= Work instructions =
Check every line below for the word "arrow" and copy each one that has it.
=== Supplied material ===
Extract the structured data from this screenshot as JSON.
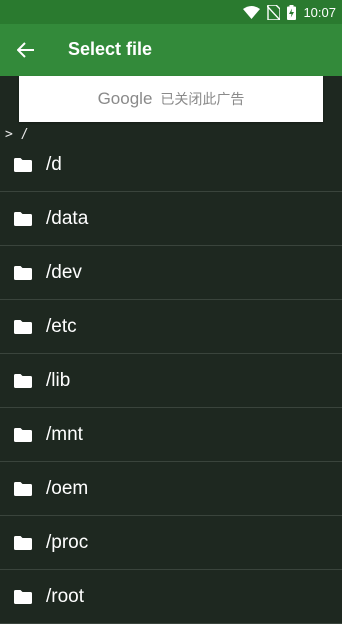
{
  "status_bar": {
    "time": "10:07",
    "icons": [
      "wifi-icon",
      "no-sim-icon",
      "battery-charging-icon"
    ]
  },
  "app_bar": {
    "title": "Select file",
    "back_icon": "arrow-back-icon"
  },
  "ad_banner": {
    "brand": "Google",
    "text": "已关闭此广告"
  },
  "current_path": "> /",
  "files": [
    {
      "name": "/d",
      "icon": "folder-icon"
    },
    {
      "name": "/data",
      "icon": "folder-icon"
    },
    {
      "name": "/dev",
      "icon": "folder-icon"
    },
    {
      "name": "/etc",
      "icon": "folder-icon"
    },
    {
      "name": "/lib",
      "icon": "folder-icon"
    },
    {
      "name": "/mnt",
      "icon": "folder-icon"
    },
    {
      "name": "/oem",
      "icon": "folder-icon"
    },
    {
      "name": "/proc",
      "icon": "folder-icon"
    },
    {
      "name": "/root",
      "icon": "folder-icon"
    }
  ],
  "colors": {
    "status_bar": "#2a7a2f",
    "app_bar": "#338a3a",
    "background": "#1e2820",
    "divider": "#3a443c"
  }
}
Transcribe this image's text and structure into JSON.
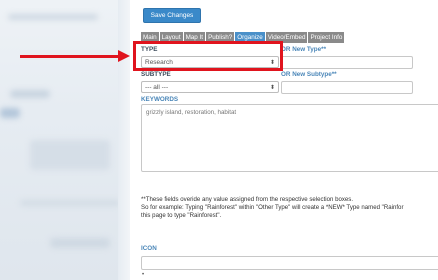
{
  "toolbar": {
    "save_label": "Save Changes"
  },
  "tabs": [
    {
      "label": "Main",
      "active": false
    },
    {
      "label": "Layout",
      "active": false
    },
    {
      "label": "Map It",
      "active": false
    },
    {
      "label": "Publish?",
      "active": false
    },
    {
      "label": "Organize",
      "active": true
    },
    {
      "label": "Video/Embed",
      "active": false
    },
    {
      "label": "Project Info",
      "active": false
    }
  ],
  "form": {
    "type_label": "TYPE",
    "type_value": "Research",
    "new_type_label": "OR New Type**",
    "subtype_label": "SUBTYPE",
    "subtype_value": "--- all ---",
    "new_subtype_label": "OR New Subtype**",
    "keywords_label": "KEYWORDS",
    "keywords_value": "grizzly island, restoration, habitat",
    "icon_label": "ICON"
  },
  "notes": {
    "line1": "**These fields overide any value assigned from the respective selection boxes.",
    "line2": "So for example: Typing \"Rainforest\" within \"Other Type\" will create a *NEW* Type named \"Rainfor",
    "line3": "this page to type \"Rainforest\"."
  },
  "icons": {
    "select_arrow": "updown-arrow-icon"
  },
  "colors": {
    "accent": "#3a89c9",
    "annotation_red": "#e0141e",
    "tab_gray": "#8a8a8a"
  }
}
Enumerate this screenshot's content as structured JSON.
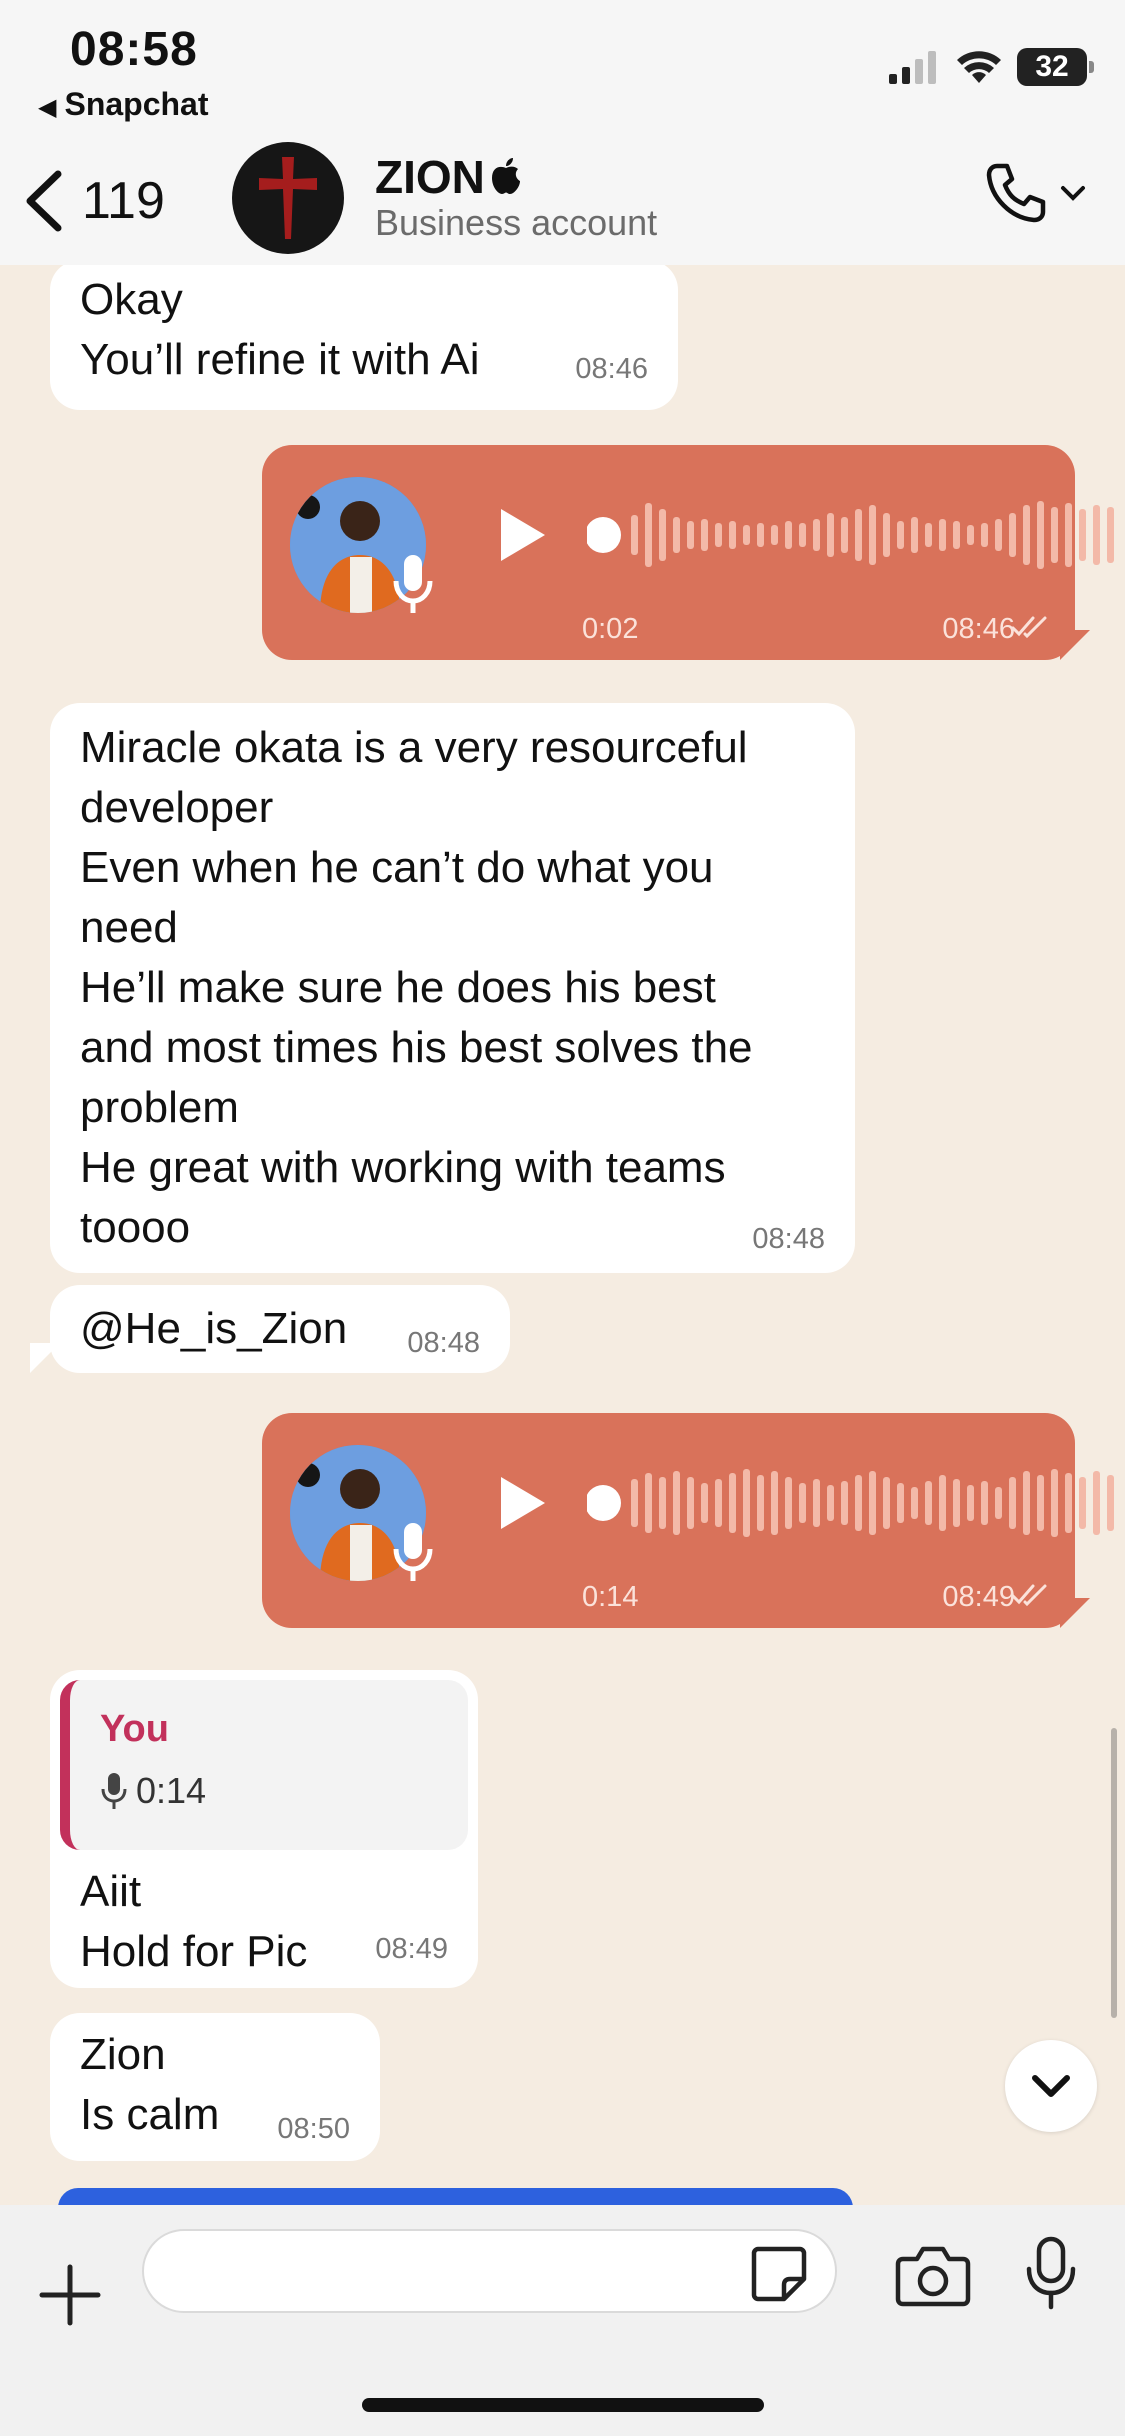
===
= Solution for this exercise =
    "back_icon": "arrow-back-icon"
    "select_arrow": "updown-arrow-icon"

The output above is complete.